Dataset entries:
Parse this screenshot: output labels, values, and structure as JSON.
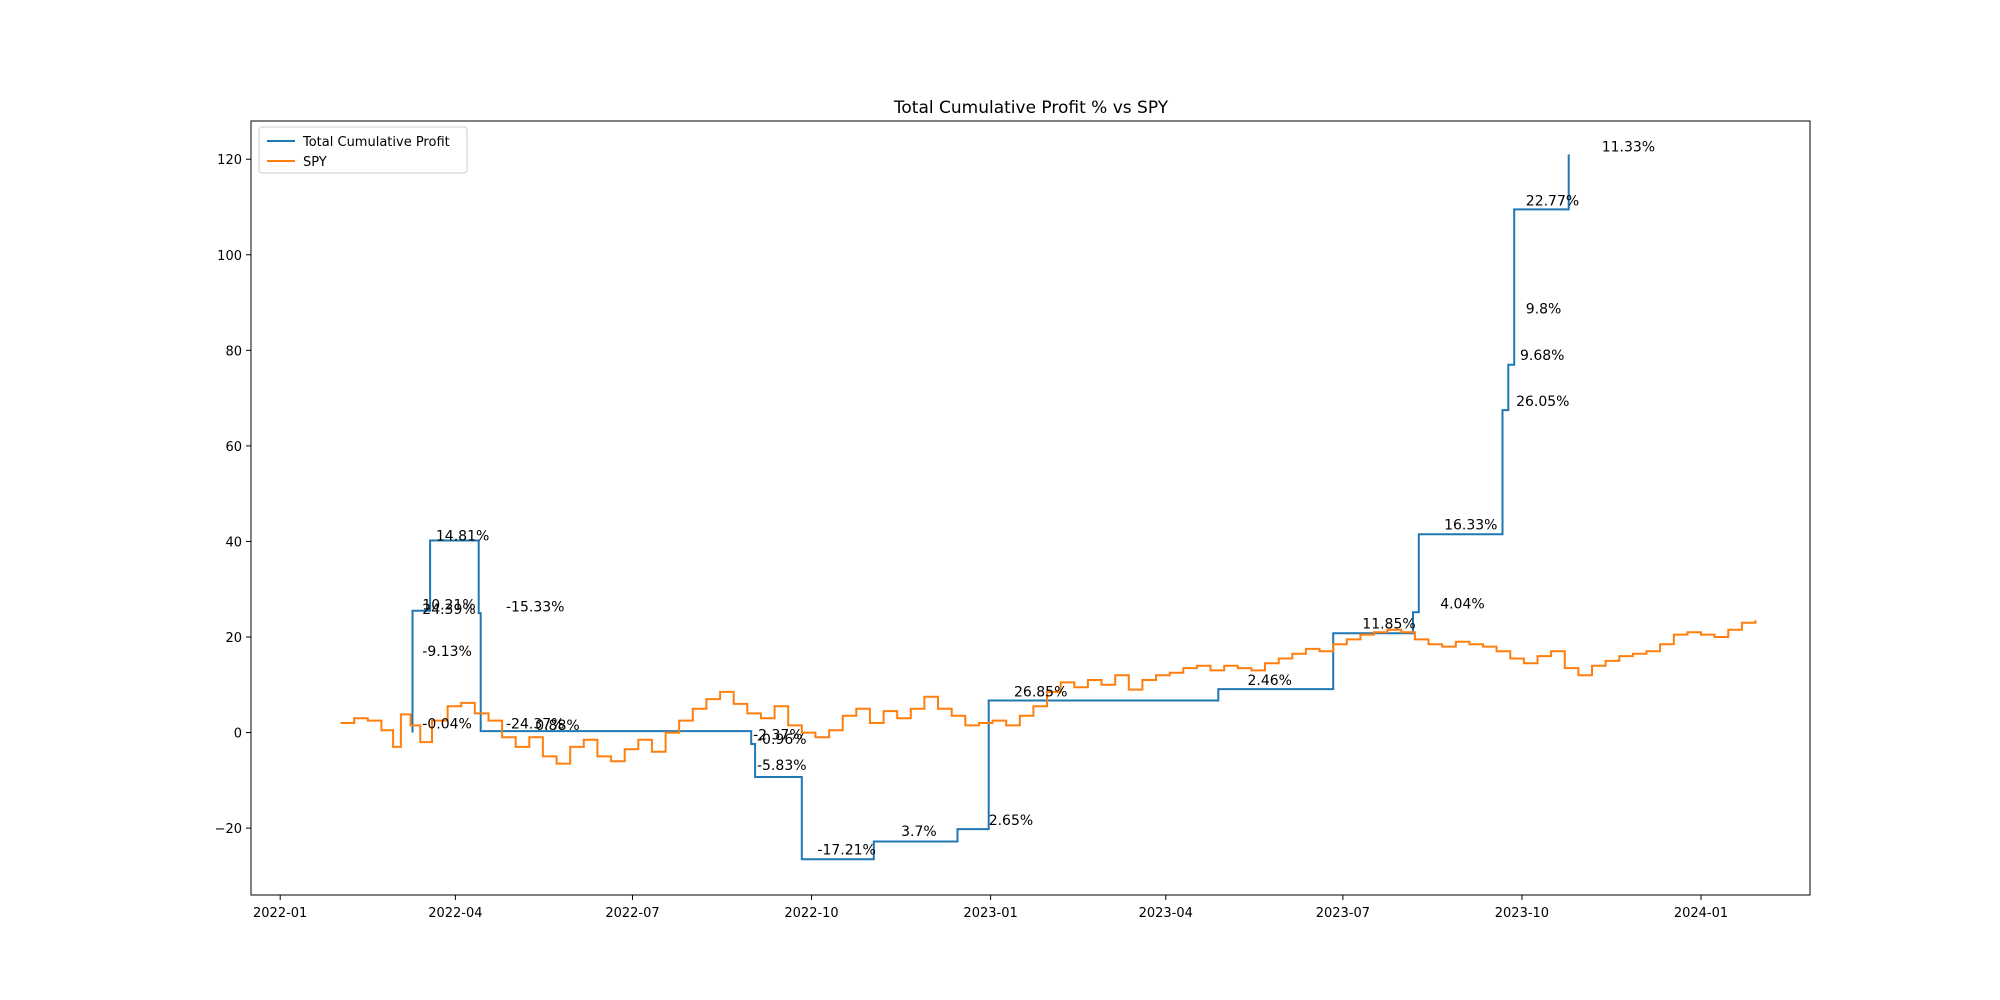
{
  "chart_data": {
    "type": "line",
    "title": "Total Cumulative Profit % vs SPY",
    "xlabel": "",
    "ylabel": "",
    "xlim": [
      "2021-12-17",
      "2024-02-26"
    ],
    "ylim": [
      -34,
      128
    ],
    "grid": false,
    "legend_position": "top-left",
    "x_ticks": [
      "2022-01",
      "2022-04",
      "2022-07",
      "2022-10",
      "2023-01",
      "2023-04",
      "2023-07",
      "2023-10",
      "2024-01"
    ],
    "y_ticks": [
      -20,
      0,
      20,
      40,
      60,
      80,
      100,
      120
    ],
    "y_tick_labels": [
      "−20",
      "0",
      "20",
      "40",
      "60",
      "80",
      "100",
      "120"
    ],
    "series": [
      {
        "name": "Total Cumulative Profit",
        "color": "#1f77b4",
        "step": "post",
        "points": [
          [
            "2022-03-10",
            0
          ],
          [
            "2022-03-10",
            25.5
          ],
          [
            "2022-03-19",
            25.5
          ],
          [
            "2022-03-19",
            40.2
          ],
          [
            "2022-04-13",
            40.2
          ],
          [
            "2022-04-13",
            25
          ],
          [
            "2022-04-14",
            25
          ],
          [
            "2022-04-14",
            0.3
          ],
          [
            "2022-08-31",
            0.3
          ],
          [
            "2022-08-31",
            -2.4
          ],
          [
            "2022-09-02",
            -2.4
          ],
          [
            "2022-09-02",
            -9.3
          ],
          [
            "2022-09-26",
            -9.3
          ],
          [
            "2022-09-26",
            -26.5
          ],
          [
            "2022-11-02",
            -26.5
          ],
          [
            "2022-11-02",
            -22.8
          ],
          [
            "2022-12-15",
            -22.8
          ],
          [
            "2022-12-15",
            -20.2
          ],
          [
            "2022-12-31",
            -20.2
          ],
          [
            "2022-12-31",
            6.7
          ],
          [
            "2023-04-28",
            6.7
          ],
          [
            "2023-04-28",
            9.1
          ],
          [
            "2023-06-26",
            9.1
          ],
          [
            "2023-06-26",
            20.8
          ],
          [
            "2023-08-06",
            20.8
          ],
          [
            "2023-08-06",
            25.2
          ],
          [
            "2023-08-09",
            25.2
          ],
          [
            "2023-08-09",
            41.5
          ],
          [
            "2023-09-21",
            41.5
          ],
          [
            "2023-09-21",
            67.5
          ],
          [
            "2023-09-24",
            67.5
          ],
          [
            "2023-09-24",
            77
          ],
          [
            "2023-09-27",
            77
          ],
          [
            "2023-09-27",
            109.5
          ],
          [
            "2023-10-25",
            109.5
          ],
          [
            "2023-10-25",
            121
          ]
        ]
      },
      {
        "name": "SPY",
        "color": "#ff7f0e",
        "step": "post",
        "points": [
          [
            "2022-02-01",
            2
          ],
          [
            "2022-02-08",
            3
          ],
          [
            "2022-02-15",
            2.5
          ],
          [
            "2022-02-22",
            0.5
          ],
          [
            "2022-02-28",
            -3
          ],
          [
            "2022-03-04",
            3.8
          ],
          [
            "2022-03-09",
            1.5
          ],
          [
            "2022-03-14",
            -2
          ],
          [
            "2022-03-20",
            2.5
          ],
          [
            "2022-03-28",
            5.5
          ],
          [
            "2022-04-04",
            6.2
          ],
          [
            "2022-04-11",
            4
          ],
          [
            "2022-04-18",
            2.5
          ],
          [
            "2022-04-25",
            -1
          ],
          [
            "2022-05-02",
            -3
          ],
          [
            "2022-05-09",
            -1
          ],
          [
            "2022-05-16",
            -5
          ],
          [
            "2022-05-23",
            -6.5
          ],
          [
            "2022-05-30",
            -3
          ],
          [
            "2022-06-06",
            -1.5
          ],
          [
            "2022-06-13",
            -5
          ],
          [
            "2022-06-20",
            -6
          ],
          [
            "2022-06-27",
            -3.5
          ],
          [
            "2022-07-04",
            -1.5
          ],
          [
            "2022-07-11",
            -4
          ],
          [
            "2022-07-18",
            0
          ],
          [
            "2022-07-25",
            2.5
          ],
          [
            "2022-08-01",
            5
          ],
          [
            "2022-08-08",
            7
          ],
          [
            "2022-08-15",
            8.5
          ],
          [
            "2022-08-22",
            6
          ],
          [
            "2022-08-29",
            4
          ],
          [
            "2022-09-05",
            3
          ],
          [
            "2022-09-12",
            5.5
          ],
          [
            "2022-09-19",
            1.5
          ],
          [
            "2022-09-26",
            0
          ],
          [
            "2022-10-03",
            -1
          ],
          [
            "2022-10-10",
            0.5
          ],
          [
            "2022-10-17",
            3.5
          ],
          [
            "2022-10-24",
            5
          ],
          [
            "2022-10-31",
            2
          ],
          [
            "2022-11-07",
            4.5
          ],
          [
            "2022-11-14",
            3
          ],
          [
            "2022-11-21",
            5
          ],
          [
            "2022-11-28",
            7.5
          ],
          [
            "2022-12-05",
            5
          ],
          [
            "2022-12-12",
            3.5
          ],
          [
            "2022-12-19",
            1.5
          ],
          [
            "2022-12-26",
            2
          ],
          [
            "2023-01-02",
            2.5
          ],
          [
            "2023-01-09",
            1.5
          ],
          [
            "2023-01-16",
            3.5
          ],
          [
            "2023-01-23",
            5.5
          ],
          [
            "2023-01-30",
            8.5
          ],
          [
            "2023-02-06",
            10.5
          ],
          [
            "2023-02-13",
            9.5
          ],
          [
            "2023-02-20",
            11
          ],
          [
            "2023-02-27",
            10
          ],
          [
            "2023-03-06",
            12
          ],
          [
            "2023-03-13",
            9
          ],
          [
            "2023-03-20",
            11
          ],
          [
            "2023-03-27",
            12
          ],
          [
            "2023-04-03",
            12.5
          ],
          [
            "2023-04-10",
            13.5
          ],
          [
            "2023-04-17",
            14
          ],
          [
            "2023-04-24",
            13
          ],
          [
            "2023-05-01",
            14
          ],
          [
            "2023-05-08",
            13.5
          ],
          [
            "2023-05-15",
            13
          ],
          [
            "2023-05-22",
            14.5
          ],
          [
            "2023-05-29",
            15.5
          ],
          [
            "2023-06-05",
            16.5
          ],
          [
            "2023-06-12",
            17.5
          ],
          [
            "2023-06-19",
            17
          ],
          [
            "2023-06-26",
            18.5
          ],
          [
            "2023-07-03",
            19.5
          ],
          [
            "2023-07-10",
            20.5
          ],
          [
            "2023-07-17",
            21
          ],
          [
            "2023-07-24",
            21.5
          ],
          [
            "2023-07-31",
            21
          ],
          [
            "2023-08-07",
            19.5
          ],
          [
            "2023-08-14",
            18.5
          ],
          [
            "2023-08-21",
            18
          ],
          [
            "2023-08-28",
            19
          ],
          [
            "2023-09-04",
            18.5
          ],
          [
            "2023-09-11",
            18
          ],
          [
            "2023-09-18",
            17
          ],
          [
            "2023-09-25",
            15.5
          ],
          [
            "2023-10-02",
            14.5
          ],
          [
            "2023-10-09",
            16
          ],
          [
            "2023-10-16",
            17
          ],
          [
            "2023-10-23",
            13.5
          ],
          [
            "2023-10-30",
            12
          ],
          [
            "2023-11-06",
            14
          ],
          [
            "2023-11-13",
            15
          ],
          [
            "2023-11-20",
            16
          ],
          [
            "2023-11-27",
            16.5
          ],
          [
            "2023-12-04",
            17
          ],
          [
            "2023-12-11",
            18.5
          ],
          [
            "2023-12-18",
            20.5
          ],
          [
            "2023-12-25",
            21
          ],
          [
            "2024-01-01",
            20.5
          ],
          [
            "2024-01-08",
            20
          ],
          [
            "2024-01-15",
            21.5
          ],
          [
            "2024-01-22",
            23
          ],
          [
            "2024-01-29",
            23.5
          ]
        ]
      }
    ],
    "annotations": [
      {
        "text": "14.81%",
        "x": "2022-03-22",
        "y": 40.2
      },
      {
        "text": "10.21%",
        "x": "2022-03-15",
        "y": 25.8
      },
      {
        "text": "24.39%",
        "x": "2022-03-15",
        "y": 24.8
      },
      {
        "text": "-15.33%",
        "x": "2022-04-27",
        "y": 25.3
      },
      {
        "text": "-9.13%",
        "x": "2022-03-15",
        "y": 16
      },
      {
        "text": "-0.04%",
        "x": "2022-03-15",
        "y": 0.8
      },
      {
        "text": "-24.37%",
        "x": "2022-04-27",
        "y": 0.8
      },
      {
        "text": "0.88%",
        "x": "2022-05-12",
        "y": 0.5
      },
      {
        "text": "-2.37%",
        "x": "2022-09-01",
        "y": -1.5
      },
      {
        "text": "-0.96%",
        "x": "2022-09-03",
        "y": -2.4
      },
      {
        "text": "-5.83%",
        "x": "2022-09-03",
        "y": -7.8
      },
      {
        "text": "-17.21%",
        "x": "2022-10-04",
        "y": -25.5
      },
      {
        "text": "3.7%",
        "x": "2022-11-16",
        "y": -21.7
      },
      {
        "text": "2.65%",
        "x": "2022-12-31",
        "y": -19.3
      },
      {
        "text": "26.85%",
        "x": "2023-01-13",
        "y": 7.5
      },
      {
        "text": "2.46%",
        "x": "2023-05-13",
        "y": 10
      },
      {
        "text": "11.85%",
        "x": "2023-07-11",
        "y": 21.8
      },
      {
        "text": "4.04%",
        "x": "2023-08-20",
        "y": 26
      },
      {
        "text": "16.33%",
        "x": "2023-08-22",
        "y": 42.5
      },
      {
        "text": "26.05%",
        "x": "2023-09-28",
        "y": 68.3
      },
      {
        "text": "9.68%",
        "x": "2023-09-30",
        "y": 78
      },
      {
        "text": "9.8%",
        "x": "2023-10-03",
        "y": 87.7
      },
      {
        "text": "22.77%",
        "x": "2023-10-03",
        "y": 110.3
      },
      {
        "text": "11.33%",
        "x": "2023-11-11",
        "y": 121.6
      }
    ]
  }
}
* * *
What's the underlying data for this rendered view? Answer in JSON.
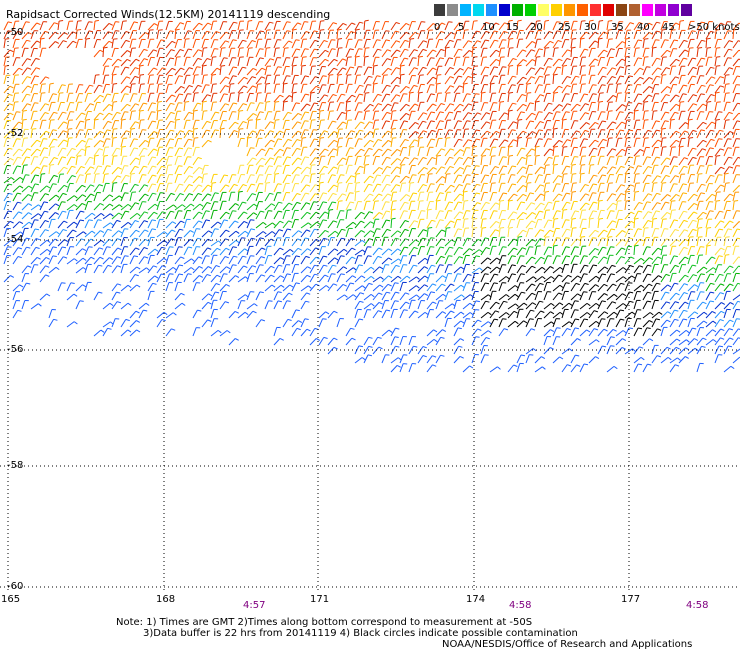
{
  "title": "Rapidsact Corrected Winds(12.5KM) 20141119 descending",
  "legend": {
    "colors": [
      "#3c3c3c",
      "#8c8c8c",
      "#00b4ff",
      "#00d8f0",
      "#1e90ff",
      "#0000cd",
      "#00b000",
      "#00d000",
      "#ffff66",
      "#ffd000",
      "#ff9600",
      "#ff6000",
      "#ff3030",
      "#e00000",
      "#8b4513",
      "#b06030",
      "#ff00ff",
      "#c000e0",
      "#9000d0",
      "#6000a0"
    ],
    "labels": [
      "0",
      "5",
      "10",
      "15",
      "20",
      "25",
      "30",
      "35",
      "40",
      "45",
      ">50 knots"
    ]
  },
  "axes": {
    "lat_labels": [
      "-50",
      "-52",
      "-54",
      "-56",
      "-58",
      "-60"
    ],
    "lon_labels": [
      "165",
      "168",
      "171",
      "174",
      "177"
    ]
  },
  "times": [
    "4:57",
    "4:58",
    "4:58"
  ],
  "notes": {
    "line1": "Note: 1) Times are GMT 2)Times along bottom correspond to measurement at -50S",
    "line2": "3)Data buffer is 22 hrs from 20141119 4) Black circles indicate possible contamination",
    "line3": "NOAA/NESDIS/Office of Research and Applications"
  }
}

* _What the task asks_: Say only how many lines in the records carry the word "JSON".

* _Answer_: 2